## BEGIN Data to process
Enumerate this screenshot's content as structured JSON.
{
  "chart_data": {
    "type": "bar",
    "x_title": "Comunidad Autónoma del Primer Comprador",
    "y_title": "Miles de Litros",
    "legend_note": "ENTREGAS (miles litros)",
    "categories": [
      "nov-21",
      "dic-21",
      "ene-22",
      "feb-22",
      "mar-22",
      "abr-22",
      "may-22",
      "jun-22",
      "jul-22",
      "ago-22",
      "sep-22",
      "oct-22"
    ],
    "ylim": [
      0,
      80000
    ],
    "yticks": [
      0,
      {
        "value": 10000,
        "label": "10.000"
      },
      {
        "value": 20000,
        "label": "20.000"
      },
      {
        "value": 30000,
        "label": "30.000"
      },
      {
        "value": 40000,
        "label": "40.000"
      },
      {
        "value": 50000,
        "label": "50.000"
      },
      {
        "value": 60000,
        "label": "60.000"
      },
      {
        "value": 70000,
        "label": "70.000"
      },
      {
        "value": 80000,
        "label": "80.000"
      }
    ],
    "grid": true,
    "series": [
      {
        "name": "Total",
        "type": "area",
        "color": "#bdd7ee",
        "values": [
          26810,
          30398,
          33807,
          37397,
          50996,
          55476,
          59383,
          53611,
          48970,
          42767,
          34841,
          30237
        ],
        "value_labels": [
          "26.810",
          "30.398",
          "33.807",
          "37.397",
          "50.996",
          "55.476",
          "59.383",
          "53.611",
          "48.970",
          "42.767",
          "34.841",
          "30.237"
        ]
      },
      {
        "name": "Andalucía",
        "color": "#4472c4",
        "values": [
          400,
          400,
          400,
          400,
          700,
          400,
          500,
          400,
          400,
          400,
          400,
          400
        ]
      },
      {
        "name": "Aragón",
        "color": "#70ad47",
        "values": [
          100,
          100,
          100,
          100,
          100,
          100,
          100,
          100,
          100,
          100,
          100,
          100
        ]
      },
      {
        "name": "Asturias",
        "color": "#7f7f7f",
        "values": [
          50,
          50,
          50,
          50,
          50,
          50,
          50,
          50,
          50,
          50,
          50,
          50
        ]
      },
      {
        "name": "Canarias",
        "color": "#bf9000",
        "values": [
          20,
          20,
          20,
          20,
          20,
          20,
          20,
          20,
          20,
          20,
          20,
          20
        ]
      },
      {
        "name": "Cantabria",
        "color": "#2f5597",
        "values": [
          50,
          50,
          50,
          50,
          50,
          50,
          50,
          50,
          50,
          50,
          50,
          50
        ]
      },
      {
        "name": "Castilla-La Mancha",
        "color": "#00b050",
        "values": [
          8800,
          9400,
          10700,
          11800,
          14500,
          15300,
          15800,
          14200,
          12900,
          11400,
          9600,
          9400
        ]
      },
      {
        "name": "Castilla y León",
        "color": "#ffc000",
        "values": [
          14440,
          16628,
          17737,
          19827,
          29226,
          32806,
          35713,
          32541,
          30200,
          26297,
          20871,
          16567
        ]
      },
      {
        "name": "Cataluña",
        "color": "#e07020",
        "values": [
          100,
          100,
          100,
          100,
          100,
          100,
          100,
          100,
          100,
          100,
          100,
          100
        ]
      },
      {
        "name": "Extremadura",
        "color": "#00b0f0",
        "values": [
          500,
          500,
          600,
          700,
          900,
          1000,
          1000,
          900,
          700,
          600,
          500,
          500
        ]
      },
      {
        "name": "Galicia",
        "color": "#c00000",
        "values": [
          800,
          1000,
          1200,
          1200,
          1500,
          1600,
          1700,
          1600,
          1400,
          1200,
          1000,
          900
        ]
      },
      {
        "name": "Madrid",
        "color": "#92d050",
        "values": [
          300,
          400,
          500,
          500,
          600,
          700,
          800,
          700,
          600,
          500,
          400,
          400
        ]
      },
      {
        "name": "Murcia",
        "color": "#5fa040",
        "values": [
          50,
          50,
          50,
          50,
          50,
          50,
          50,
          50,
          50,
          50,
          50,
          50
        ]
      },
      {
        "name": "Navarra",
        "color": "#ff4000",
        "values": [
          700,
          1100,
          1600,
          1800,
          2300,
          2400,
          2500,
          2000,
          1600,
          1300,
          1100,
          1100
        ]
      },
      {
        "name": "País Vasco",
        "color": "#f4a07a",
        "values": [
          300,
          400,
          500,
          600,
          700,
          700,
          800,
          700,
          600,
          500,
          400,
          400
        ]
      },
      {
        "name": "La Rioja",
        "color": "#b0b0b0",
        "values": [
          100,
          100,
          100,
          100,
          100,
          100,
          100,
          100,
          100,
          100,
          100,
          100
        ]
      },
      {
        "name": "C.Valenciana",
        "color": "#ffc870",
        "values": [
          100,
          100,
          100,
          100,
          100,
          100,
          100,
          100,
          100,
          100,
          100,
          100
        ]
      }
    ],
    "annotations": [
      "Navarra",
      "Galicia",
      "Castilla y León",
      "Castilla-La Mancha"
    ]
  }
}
## END Data to process
Say how many lines in the records hold "León", with the number as the whole reply.

**Task solution:** 2